(Data for processing):
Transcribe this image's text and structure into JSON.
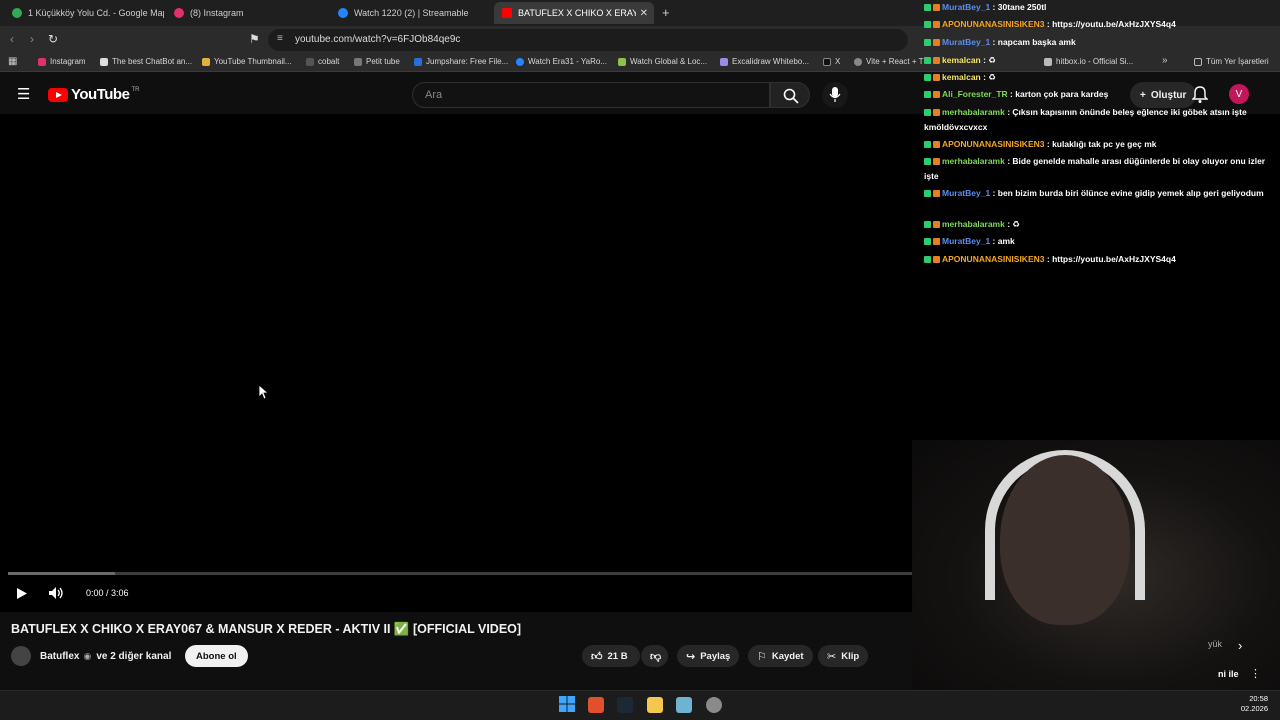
{
  "tabs": [
    {
      "title": "1 Küçükköy Yolu Cd. - Google Maps",
      "color": "#34a853",
      "active": false
    },
    {
      "title": "(8) Instagram",
      "color": "#e1306c",
      "active": false
    },
    {
      "title": "Watch 1220 (2) | Streamable",
      "color": "#2684ff",
      "active": false
    },
    {
      "title": "BATUFLEX X CHIKO X ERAY067 &",
      "color": "#ff0000",
      "active": true
    }
  ],
  "browser": {
    "url": "youtube.com/watch?v=6FJOb84qe9c",
    "all_bookmarks": "Tüm Yer İşaretleri"
  },
  "bookmarks": [
    "Instagram",
    "The best ChatBot an...",
    "YouTube Thumbnail...",
    "cobalt",
    "Petit tube",
    "Jumpshare: Free File...",
    "Watch Era31 - YaRo...",
    "Watch Global & Loc...",
    "Excalidraw Whitebo...",
    "X",
    "Vite + React + T",
    "hitbox.io - Official Si..."
  ],
  "youtube": {
    "logo_text": "YouTube",
    "region": "TR",
    "search_placeholder": "Ara",
    "create_label": "Oluştur",
    "avatar_letter": "V"
  },
  "player": {
    "time": "0:00 / 3:06",
    "buffered_fraction": 0.085
  },
  "video": {
    "title": "BATUFLEX X CHIKO X ERAY067 & MANSUR X REDER - AKTIV II ✅ [OFFICIAL VIDEO]",
    "channel": "Batuflex",
    "channel_extra": "ve 2 diğer kanal",
    "subscribe": "Abone ol",
    "likes": "21 B",
    "share": "Paylaş",
    "save": "Kaydet",
    "clip": "Klip",
    "partial_right_1": "yük",
    "partial_right_2": "ni ile"
  },
  "chat": [
    {
      "user": "MuratBey_1",
      "text": "30tane 250tl",
      "color": "#5b8def"
    },
    {
      "user": "APONUNANASINISIKEN3",
      "text": "https://youtu.be/AxHzJXYS4q4",
      "color": "#f5a623"
    },
    {
      "user": "MuratBey_1",
      "text": "napcam başka amk",
      "color": "#5b8def"
    },
    {
      "user": "kemalcan",
      "text": "♻",
      "color": "#f5e663"
    },
    {
      "user": "kemalcan",
      "text": "♻",
      "color": "#f5e663"
    },
    {
      "user": "Ali_Forester_TR",
      "text": "karton çok para kardeş",
      "color": "#7ed957"
    },
    {
      "user": "merhabalaramk",
      "text": "Çıksın kapısının önünde beleş eğlence iki göbek atsın işte kmöldövxcvxcx",
      "color": "#7ed957"
    },
    {
      "user": "APONUNANASINISIKEN3",
      "text": "kulaklığı tak pc ye geç mk",
      "color": "#f5a623"
    },
    {
      "user": "merhabalaramk",
      "text": "Bide genelde mahalle arası düğünlerde bi olay oluyor onu izler işte",
      "color": "#7ed957"
    },
    {
      "user": "MuratBey_1",
      "text": "ben bizim burda biri ölünce evine gidip yemek alıp geri geliyodum",
      "color": "#5b8def"
    },
    {
      "user": "merhabalaramk",
      "text": "♻",
      "color": "#7ed957"
    },
    {
      "user": "MuratBey_1",
      "text": "amk",
      "color": "#5b8def"
    },
    {
      "user": "APONUNANASINISIKEN3",
      "text": "https://youtu.be/AxHzJXYS4q4",
      "color": "#f5a623"
    }
  ],
  "clock": {
    "time": "20:58",
    "date": "02.2026"
  }
}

(Work to be completed): Each entry shown above must be quoted exactly, with its pictures left out.

(Result):
Transcribe this image's text and structure into JSON.
{
  "tabs": [
    {
      "title": "1 Küçükköy Yolu Cd. - Google Maps",
      "color": "#34a853",
      "active": false
    },
    {
      "title": "(8) Instagram",
      "color": "#e1306c",
      "active": false
    },
    {
      "title": "Watch 1220 (2) | Streamable",
      "color": "#2684ff",
      "active": false
    },
    {
      "title": "BATUFLEX X CHIKO X ERAY067 &",
      "color": "#ff0000",
      "active": true
    }
  ],
  "browser": {
    "url": "youtube.com/watch?v=6FJOb84qe9c",
    "all_bookmarks": "Tüm Yer İşaretleri"
  },
  "bookmarks": [
    "Instagram",
    "The best ChatBot an...",
    "YouTube Thumbnail...",
    "cobalt",
    "Petit tube",
    "Jumpshare: Free File...",
    "Watch Era31 - YaRo...",
    "Watch Global & Loc...",
    "Excalidraw Whitebo...",
    "X",
    "Vite + React + T",
    "hitbox.io - Official Si..."
  ],
  "youtube": {
    "logo_text": "YouTube",
    "region": "TR",
    "search_placeholder": "Ara",
    "create_label": "Oluştur",
    "avatar_letter": "V"
  },
  "player": {
    "time": "0:00 / 3:06",
    "buffered_fraction": 0.085
  },
  "video": {
    "title": "BATUFLEX X CHIKO X ERAY067 & MANSUR X REDER - AKTIV II ✅ [OFFICIAL VIDEO]",
    "channel": "Batuflex",
    "channel_extra": "ve 2 diğer kanal",
    "subscribe": "Abone ol",
    "likes": "21 B",
    "share": "Paylaş",
    "save": "Kaydet",
    "clip": "Klip",
    "partial_right_1": "yük",
    "partial_right_2": "ni ile"
  },
  "chat": [
    {
      "user": "MuratBey_1",
      "text": "30tane 250tl",
      "color": "#5b8def"
    },
    {
      "user": "APONUNANASINISIKEN3",
      "text": "https://youtu.be/AxHzJXYS4q4",
      "color": "#f5a623"
    },
    {
      "user": "MuratBey_1",
      "text": "napcam başka amk",
      "color": "#5b8def"
    },
    {
      "user": "kemalcan",
      "text": "♻",
      "color": "#f5e663"
    },
    {
      "user": "kemalcan",
      "text": "♻",
      "color": "#f5e663"
    },
    {
      "user": "Ali_Forester_TR",
      "text": "karton çok para kardeş",
      "color": "#7ed957"
    },
    {
      "user": "merhabalaramk",
      "text": "Çıksın kapısının önünde beleş eğlence iki göbek atsın işte kmöldövxcvxcx",
      "color": "#7ed957"
    },
    {
      "user": "APONUNANASINISIKEN3",
      "text": "kulaklığı tak pc ye geç mk",
      "color": "#f5a623"
    },
    {
      "user": "merhabalaramk",
      "text": "Bide genelde mahalle arası düğünlerde bi olay oluyor onu izler işte",
      "color": "#7ed957"
    },
    {
      "user": "MuratBey_1",
      "text": "ben bizim burda biri ölünce evine gidip yemek alıp geri geliyodum",
      "color": "#5b8def"
    },
    {
      "user": "merhabalaramk",
      "text": "♻",
      "color": "#7ed957"
    },
    {
      "user": "MuratBey_1",
      "text": "amk",
      "color": "#5b8def"
    },
    {
      "user": "APONUNANASINISIKEN3",
      "text": "https://youtu.be/AxHzJXYS4q4",
      "color": "#f5a623"
    }
  ],
  "clock": {
    "time": "20:58",
    "date": "02.2026"
  }
}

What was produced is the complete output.